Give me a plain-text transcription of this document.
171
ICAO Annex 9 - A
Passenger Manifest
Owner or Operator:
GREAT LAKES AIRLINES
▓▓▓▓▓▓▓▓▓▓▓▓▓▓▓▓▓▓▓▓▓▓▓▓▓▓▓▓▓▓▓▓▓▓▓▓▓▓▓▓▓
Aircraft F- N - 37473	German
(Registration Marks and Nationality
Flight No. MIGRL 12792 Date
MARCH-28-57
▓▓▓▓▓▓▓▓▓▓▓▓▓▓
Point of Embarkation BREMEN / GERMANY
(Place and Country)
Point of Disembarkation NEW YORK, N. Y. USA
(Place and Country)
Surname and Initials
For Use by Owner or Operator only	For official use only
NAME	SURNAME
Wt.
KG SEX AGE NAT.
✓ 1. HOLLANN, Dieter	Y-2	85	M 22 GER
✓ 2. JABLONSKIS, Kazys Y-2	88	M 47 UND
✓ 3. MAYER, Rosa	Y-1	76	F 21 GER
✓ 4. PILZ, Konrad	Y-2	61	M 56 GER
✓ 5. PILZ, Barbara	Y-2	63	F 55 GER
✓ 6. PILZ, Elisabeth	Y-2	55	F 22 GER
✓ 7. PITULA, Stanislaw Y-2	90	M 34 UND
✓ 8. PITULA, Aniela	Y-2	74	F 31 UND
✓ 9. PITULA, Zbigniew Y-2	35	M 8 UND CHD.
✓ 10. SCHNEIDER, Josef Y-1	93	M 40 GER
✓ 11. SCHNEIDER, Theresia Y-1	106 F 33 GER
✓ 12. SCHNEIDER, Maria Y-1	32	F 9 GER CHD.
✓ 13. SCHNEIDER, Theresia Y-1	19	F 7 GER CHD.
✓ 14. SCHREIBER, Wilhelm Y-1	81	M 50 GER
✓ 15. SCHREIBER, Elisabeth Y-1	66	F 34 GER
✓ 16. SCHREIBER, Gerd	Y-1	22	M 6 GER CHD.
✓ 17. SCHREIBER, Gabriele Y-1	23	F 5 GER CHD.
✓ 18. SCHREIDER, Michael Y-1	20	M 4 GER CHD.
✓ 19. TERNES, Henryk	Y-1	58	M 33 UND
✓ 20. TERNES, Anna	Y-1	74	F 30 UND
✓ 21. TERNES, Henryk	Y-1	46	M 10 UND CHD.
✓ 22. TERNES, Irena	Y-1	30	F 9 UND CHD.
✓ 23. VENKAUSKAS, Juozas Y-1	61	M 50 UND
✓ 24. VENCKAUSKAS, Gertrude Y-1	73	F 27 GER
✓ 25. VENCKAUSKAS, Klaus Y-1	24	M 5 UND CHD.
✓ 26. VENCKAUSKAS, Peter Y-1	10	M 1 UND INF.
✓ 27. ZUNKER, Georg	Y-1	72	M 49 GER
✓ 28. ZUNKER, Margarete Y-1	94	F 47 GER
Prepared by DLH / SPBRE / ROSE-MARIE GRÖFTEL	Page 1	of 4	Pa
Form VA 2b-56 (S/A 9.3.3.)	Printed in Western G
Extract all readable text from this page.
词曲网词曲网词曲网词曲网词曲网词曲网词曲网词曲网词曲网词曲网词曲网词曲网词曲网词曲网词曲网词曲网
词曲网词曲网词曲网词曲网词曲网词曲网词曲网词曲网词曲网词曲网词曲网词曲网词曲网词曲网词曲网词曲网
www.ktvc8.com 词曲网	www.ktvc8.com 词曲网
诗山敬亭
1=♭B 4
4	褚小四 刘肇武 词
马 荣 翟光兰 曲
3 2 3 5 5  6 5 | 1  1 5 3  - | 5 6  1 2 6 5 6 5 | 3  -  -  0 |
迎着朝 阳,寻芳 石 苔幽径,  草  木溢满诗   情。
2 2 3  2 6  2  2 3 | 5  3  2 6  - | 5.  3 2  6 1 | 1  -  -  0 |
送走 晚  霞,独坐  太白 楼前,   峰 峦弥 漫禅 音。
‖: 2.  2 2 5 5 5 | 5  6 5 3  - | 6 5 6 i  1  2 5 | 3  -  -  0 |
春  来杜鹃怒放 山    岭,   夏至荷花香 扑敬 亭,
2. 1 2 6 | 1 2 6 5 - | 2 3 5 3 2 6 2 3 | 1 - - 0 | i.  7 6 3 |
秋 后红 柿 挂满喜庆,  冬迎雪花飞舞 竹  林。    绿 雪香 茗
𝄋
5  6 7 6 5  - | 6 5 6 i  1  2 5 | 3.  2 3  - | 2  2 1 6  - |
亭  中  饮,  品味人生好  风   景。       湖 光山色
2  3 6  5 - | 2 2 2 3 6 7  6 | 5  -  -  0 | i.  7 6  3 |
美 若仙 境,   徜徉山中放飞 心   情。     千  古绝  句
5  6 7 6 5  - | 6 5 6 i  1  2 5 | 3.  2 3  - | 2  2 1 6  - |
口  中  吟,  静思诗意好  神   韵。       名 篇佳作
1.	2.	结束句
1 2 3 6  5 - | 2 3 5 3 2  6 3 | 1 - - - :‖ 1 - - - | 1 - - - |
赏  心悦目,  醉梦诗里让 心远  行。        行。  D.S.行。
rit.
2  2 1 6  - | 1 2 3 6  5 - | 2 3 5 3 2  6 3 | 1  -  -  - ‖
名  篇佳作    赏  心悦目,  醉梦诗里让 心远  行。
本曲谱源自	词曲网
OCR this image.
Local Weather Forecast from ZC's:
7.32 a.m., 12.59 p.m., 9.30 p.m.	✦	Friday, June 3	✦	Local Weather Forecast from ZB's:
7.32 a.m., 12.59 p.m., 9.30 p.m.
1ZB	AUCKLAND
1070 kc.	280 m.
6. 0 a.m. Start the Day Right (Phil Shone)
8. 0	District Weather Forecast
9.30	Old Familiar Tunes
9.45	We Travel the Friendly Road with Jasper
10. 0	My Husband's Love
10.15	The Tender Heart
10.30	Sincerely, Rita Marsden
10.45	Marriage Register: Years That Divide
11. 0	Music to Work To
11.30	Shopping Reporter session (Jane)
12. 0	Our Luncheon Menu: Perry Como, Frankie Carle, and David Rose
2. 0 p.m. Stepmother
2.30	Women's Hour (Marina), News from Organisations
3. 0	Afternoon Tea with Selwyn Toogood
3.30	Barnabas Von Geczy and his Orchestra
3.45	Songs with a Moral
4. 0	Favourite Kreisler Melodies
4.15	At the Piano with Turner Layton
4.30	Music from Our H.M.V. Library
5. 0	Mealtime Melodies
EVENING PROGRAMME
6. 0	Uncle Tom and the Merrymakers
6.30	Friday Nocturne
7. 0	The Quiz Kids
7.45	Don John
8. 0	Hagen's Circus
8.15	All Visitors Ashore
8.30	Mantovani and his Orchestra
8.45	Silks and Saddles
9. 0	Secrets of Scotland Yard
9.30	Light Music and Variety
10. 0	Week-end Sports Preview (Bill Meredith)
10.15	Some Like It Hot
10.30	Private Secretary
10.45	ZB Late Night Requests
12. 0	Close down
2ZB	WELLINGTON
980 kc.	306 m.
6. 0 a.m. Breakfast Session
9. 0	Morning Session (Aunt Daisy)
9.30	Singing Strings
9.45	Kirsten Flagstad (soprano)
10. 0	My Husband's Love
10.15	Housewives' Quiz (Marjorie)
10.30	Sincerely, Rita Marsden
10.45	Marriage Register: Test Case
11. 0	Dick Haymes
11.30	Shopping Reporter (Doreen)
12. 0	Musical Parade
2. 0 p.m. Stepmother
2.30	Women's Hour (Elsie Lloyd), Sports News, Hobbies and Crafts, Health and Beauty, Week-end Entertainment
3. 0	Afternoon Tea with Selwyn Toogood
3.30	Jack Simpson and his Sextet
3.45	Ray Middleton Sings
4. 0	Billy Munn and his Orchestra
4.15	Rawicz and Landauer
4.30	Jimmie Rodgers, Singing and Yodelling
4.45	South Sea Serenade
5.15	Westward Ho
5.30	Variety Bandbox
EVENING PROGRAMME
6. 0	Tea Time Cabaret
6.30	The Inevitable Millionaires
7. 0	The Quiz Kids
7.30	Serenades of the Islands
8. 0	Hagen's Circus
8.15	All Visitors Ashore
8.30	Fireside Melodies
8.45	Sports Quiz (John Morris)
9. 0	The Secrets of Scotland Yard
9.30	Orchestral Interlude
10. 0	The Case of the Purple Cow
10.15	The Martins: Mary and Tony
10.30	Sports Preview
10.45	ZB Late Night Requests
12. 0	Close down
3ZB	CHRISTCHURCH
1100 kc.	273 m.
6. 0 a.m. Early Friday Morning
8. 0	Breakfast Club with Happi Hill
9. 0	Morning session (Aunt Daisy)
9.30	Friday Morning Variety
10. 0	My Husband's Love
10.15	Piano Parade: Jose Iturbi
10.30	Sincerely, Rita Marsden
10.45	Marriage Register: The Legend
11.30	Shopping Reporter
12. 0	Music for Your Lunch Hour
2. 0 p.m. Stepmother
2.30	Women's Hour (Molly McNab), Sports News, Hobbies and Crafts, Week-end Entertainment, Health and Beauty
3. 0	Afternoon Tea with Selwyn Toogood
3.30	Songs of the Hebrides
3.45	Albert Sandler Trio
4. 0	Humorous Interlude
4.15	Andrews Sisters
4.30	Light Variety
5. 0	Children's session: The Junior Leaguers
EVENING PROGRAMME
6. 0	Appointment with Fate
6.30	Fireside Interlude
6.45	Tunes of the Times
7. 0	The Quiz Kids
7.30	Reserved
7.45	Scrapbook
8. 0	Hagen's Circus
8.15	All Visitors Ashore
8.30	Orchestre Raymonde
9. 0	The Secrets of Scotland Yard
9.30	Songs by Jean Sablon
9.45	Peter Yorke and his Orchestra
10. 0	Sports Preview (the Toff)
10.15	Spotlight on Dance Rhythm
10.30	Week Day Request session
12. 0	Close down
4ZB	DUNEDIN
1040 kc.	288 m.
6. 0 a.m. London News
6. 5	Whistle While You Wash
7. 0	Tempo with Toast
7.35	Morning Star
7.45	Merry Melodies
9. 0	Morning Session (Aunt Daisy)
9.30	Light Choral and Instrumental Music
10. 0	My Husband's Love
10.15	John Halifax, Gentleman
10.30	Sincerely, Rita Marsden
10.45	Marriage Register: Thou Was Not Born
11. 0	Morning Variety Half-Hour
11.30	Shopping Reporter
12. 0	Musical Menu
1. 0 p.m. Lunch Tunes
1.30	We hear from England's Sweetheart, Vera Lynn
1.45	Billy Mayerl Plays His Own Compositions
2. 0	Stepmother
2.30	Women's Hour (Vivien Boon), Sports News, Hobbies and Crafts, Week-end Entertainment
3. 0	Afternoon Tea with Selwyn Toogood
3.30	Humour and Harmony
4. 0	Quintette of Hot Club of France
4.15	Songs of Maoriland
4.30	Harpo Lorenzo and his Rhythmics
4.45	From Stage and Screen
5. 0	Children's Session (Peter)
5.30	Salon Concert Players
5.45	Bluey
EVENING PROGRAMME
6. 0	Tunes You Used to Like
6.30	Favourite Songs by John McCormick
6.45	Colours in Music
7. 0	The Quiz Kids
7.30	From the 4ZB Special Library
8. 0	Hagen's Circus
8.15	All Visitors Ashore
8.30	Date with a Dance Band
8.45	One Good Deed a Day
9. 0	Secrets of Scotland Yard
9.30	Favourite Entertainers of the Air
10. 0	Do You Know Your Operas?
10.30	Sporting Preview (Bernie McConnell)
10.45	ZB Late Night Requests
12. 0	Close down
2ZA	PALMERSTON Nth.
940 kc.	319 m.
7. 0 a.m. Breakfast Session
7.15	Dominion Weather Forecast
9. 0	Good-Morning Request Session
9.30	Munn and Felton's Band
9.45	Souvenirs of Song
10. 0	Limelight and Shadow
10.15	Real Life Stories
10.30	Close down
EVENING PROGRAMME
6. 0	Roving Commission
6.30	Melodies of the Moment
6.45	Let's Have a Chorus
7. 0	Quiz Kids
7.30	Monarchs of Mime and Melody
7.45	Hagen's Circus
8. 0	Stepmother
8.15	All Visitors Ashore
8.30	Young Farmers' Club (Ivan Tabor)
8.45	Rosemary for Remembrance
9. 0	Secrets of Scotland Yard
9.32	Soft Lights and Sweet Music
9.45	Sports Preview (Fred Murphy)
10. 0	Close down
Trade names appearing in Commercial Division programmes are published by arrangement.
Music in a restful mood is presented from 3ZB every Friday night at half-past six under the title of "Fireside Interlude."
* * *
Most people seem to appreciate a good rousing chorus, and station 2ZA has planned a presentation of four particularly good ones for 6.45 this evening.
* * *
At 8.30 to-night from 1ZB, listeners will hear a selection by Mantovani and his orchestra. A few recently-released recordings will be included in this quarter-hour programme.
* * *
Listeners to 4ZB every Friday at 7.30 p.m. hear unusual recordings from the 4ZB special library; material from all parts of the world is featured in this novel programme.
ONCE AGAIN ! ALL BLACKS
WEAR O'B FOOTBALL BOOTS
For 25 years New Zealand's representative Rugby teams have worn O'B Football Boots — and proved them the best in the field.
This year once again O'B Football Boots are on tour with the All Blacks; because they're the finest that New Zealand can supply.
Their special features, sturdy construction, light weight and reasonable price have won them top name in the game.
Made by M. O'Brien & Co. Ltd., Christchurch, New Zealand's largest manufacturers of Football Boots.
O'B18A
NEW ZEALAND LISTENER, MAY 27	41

------------------------------------------------------------

_Exercise_. How many of the listing's lines contain "Breakfast"? Respond with a single number and nothing else.

_Task solution_. 3